→ WRITTEN PROBLEM: Output the full material exactly as it appears here.

→ PROVIDED RECORDS:
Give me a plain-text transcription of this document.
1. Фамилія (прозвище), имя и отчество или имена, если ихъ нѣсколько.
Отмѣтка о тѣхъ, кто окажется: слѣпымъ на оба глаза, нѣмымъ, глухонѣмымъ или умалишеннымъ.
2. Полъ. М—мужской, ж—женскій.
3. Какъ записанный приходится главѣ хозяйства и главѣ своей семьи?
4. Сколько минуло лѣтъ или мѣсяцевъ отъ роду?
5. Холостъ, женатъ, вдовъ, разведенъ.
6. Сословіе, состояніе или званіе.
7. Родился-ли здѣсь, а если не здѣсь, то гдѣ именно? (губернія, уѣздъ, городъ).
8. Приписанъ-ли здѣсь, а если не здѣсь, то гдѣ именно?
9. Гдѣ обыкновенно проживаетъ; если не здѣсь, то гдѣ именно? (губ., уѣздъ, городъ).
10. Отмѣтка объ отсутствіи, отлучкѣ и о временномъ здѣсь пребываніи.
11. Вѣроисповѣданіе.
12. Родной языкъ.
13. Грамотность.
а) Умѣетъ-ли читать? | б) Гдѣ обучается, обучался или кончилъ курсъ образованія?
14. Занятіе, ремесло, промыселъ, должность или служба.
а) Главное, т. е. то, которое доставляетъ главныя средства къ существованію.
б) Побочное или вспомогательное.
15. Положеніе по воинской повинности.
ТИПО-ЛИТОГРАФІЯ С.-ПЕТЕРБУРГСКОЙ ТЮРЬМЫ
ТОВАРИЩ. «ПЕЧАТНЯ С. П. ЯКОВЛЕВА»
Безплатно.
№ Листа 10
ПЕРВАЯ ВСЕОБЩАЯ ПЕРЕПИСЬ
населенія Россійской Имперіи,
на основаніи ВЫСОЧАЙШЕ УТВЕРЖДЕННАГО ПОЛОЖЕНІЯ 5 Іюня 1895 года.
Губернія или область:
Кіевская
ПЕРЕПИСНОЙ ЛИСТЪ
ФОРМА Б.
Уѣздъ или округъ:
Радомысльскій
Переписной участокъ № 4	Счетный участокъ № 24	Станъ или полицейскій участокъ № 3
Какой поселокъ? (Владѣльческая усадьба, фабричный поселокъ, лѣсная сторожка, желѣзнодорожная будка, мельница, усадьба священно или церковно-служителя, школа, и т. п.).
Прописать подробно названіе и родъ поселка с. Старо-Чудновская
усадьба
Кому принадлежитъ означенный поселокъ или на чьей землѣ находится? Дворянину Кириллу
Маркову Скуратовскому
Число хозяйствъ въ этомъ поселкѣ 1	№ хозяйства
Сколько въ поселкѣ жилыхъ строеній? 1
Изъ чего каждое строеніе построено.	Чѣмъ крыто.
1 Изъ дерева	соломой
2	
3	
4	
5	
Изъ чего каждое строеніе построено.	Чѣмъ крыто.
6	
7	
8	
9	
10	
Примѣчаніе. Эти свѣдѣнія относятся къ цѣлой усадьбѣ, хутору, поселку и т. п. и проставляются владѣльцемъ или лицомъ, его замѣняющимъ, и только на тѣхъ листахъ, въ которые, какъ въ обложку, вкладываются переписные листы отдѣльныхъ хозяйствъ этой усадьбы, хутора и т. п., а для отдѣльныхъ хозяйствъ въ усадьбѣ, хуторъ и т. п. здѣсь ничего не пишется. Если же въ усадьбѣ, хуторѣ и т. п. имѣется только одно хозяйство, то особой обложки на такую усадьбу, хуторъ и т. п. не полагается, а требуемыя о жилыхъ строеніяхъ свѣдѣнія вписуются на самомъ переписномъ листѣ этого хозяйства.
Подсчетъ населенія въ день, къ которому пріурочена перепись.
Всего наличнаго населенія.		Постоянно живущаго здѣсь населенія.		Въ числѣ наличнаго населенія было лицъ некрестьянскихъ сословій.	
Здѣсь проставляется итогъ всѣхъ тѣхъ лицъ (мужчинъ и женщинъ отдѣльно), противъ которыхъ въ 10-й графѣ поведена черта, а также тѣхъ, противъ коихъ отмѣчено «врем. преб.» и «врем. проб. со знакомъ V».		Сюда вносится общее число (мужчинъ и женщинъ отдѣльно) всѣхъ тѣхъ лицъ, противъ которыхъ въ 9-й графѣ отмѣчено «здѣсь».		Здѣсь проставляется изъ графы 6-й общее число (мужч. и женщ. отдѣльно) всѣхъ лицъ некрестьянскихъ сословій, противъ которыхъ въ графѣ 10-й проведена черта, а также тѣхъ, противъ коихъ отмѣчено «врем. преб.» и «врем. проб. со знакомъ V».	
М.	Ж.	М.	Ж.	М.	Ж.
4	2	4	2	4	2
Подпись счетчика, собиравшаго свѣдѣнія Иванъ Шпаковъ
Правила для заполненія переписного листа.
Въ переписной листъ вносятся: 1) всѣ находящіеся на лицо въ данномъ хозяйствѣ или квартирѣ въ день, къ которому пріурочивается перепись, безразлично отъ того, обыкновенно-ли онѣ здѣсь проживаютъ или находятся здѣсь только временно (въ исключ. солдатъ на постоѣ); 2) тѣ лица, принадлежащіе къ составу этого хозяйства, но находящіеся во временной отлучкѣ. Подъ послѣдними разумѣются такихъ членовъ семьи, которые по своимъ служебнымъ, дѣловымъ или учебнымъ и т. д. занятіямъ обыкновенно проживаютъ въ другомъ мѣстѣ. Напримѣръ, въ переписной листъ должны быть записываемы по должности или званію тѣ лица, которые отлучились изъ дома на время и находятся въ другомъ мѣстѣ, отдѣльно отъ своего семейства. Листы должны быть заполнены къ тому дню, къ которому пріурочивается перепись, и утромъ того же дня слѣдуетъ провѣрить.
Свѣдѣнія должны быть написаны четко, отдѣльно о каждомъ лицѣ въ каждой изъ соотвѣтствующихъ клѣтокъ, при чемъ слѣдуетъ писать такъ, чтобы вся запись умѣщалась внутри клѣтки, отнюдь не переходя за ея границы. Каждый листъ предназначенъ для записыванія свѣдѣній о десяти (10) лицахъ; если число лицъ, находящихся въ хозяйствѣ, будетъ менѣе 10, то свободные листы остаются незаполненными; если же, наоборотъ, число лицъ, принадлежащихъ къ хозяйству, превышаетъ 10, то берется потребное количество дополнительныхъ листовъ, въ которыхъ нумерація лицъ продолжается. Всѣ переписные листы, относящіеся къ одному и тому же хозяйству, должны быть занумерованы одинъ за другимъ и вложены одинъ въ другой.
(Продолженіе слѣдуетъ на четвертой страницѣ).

→ RESPONSE BELOW:
Give me a plain-text transcription of this document.
1. Фамилія (прозвище), имя и отчество или имена, если ихъ нѣсколько.
Отмѣтка о тѣхъ, кто окажется: слѣпымъ на оба глаза, нѣмымъ, глухонѣмымъ или умалишеннымъ.
2. Полъ. М—мужской, ж—женскій.
3. Какъ записанный приходится главѣ хозяйства и главѣ своей семьи?
4. Сколько минуло лѣтъ или мѣсяцевъ отъ роду?
5. Холостъ, женатъ, вдовъ, разведенъ.
6. Сословіе, состояніе или званіе.
7. Родился-ли здѣсь, а если не здѣсь, то гдѣ именно? (губернія, уѣздъ, городъ).
8. Приписанъ-ли здѣсь, а если не здѣсь, то гдѣ именно?
9. Гдѣ обыкновенно проживаетъ; если не здѣсь, то гдѣ именно? (губ., уѣздъ, городъ).
10. Отмѣтка объ отсутствіи, отлучкѣ и о временномъ здѣсь пребываніи.
11. Вѣроисповѣданіе.
12. Родной языкъ.
13. Грамотность.
а) Умѣетъ-ли читать? | б) Гдѣ обучается, обучался или кончилъ курсъ образованія?
14. Занятіе, ремесло, промыселъ, должность или служба.
а) Главное, т. е. то, которое доставляетъ главныя средства къ существованію.
б) Побочное или вспомогательное.
15. Положеніе по воинской повинности.
ТИПО-ЛИТОГРАФІЯ С.-ПЕТЕРБУРГСКОЙ ТЮРЬМЫ
ТОВАРИЩ. «ПЕЧАТНЯ С. П. ЯКОВЛЕВА»
Безплатно.
№ Листа 10
ПЕРВАЯ ВСЕОБЩАЯ ПЕРЕПИСЬ
населенія Россійской Имперіи,
на основаніи ВЫСОЧАЙШЕ УТВЕРЖДЕННАГО ПОЛОЖЕНІЯ 5 Іюня 1895 года.
Губернія или область:
Кіевская
ПЕРЕПИСНОЙ ЛИСТЪ
ФОРМА Б.
Уѣздъ или округъ:
Радомысльскій
Переписной участокъ № 4	Счетный участокъ № 24	Станъ или полицейскій участокъ № 3
Какой поселокъ? (Владѣльческая усадьба, фабричный поселокъ, лѣсная сторожка, желѣзнодорожная будка, мельница, усадьба священно или церковно-служителя, школа, и т. п.).
Прописать подробно названіе и родъ поселка с. Старо-Чудновская
усадьба
Кому принадлежитъ означенный поселокъ или на чьей землѣ находится? Дворянину Кириллу
Маркову Скуратовскому
Число хозяйствъ въ этомъ поселкѣ 1	№ хозяйства
Сколько въ поселкѣ жилыхъ строеній? 1
Изъ чего каждое строеніе построено.	Чѣмъ крыто.
1 Изъ дерева	соломой
2	
3	
4	
5	
Изъ чего каждое строеніе построено.	Чѣмъ крыто.
6	
7	
8	
9	
10	
Примѣчаніе. Эти свѣдѣнія относятся къ цѣлой усадьбѣ, хутору, поселку и т. п. и проставляются владѣльцемъ или лицомъ, его замѣняющимъ, и только на тѣхъ листахъ, въ которые, какъ въ обложку, вкладываются переписные листы отдѣльныхъ хозяйствъ этой усадьбы, хутора и т. п., а для отдѣльныхъ хозяйствъ въ усадьбѣ, хуторъ и т. п. здѣсь ничего не пишется. Если же въ усадьбѣ, хуторѣ и т. п. имѣется только одно хозяйство, то особой обложки на такую усадьбу, хуторъ и т. п. не полагается, а требуемыя о жилыхъ строеніяхъ свѣдѣнія вписуются на самомъ переписномъ листѣ этого хозяйства.
Подсчетъ населенія въ день, къ которому пріурочена перепись.
Всего наличнаго населенія.		Постоянно живущаго здѣсь населенія.		Въ числѣ наличнаго населенія было лицъ некрестьянскихъ сословій.	
Здѣсь проставляется итогъ всѣхъ тѣхъ лицъ (мужчинъ и женщинъ отдѣльно), противъ которыхъ въ 10-й графѣ поведена черта, а также тѣхъ, противъ коихъ отмѣчено «врем. преб.» и «врем. проб. со знакомъ V».		Сюда вносится общее число (мужчинъ и женщинъ отдѣльно) всѣхъ тѣхъ лицъ, противъ которыхъ въ 9-й графѣ отмѣчено «здѣсь».		Здѣсь проставляется изъ графы 6-й общее число (мужч. и женщ. отдѣльно) всѣхъ лицъ некрестьянскихъ сословій, противъ которыхъ въ графѣ 10-й проведена черта, а также тѣхъ, противъ коихъ отмѣчено «врем. преб.» и «врем. проб. со знакомъ V».	
М.	Ж.	М.	Ж.	М.	Ж.
4	2	4	2	4	2
Подпись счетчика, собиравшаго свѣдѣнія Иванъ Шпаковъ
Правила для заполненія переписного листа.
Въ переписной листъ вносятся: 1) всѣ находящіеся на лицо въ данномъ хозяйствѣ или квартирѣ въ день, къ которому пріурочивается перепись, безразлично отъ того, обыкновенно-ли онѣ здѣсь проживаютъ или находятся здѣсь только временно (въ исключ. солдатъ на постоѣ); 2) тѣ лица, принадлежащіе къ составу этого хозяйства, но находящіеся во временной отлучкѣ. Подъ послѣдними разумѣются такихъ членовъ семьи, которые по своимъ служебнымъ, дѣловымъ или учебнымъ и т. д. занятіямъ обыкновенно проживаютъ въ другомъ мѣстѣ. Напримѣръ, въ переписной листъ должны быть записываемы по должности или званію тѣ лица, которые отлучились изъ дома на время и находятся въ другомъ мѣстѣ, отдѣльно отъ своего семейства. Листы должны быть заполнены къ тому дню, къ которому пріурочивается перепись, и утромъ того же дня слѣдуетъ провѣрить.
Свѣдѣнія должны быть написаны четко, отдѣльно о каждомъ лицѣ въ каждой изъ соотвѣтствующихъ клѣтокъ, при чемъ слѣдуетъ писать такъ, чтобы вся запись умѣщалась внутри клѣтки, отнюдь не переходя за ея границы. Каждый листъ предназначенъ для записыванія свѣдѣній о десяти (10) лицахъ; если число лицъ, находящихся въ хозяйствѣ, будетъ менѣе 10, то свободные листы остаются незаполненными; если же, наоборотъ, число лицъ, принадлежащихъ къ хозяйству, превышаетъ 10, то берется потребное количество дополнительныхъ листовъ, въ которыхъ нумерація лицъ продолжается. Всѣ переписные листы, относящіеся къ одному и тому же хозяйству, должны быть занумерованы одинъ за другимъ и вложены одинъ въ другой.
(Продолженіе слѣдуетъ на четвертой страницѣ).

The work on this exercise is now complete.